RAW DATA:
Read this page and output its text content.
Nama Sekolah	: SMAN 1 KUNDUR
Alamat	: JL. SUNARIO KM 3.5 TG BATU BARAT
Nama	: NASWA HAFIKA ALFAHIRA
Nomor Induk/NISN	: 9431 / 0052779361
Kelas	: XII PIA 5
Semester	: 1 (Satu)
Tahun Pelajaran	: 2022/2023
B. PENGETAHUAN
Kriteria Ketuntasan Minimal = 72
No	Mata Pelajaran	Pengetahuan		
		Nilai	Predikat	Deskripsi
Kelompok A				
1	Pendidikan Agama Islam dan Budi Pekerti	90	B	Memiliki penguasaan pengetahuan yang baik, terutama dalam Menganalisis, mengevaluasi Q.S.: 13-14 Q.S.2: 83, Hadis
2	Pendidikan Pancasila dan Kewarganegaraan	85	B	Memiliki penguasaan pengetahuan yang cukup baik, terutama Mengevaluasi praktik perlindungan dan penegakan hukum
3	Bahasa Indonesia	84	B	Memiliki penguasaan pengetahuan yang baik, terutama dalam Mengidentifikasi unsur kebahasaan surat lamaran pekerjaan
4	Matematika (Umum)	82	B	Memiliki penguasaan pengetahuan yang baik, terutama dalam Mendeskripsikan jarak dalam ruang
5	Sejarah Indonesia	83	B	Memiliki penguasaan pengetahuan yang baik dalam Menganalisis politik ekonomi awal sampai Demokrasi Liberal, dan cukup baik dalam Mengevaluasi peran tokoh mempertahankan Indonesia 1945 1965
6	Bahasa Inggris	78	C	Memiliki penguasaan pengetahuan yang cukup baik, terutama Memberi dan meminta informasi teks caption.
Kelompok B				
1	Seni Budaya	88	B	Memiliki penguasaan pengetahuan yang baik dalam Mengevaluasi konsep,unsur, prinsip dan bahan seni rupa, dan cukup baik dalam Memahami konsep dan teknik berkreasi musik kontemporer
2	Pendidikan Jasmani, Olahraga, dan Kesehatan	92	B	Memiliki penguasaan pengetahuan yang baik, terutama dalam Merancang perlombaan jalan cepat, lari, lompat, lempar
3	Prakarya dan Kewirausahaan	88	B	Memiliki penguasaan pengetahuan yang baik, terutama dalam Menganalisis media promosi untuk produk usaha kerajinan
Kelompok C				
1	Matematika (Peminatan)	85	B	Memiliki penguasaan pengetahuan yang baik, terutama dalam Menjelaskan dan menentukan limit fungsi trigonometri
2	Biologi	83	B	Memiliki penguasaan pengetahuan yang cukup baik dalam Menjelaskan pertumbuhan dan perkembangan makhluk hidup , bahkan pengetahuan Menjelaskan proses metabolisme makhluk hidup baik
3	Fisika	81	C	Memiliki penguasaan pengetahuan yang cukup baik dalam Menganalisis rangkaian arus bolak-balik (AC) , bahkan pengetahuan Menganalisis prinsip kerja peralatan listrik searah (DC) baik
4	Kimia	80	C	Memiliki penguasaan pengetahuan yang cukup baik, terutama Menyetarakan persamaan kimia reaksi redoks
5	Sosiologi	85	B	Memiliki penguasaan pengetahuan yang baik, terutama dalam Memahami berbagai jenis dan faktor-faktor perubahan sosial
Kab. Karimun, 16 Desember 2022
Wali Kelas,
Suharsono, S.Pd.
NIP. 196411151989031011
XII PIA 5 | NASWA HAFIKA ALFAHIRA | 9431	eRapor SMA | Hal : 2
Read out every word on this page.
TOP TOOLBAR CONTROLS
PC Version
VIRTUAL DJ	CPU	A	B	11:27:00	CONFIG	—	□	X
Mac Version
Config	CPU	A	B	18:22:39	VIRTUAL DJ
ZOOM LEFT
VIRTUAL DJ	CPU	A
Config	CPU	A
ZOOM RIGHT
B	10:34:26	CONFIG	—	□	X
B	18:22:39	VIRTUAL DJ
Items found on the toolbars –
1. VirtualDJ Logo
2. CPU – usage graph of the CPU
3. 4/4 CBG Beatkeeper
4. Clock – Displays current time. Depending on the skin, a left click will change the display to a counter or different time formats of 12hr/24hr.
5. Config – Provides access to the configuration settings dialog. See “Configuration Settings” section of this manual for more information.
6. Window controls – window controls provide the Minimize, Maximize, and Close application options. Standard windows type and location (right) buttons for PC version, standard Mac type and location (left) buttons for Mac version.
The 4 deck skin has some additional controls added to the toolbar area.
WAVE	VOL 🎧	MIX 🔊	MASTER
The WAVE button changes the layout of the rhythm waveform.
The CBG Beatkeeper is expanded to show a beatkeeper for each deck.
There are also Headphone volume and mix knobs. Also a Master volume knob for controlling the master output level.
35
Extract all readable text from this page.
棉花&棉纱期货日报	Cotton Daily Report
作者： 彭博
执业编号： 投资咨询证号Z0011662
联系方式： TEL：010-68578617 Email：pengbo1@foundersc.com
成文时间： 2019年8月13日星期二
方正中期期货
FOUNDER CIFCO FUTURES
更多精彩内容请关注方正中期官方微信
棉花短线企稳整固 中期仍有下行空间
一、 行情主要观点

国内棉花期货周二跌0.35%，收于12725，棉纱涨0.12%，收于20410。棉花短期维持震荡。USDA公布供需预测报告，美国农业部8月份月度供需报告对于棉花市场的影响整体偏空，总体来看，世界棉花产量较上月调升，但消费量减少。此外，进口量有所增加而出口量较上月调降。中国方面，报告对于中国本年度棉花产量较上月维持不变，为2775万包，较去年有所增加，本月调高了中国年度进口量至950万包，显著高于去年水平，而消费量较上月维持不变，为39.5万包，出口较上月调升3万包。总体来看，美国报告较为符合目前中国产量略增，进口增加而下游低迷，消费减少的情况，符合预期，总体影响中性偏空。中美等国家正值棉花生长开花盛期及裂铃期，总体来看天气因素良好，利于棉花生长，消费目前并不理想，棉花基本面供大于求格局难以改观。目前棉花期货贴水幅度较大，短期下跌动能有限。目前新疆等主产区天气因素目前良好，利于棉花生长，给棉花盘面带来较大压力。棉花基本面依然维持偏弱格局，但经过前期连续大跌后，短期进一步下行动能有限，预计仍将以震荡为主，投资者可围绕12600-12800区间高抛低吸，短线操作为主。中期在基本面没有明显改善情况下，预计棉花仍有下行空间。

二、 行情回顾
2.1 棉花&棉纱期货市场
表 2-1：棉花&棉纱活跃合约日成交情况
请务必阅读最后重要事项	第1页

DIRECTIVE: Track down every line of the material containing the string "HAFIKA", and copy it.

ANSWER TO THE EXERCISE:
Nama	: NASWA HAFIKA ALFAHIRA
XII PIA 5 | NASWA HAFIKA ALFAHIRA | 9431	eRapor SMA | Hal : 2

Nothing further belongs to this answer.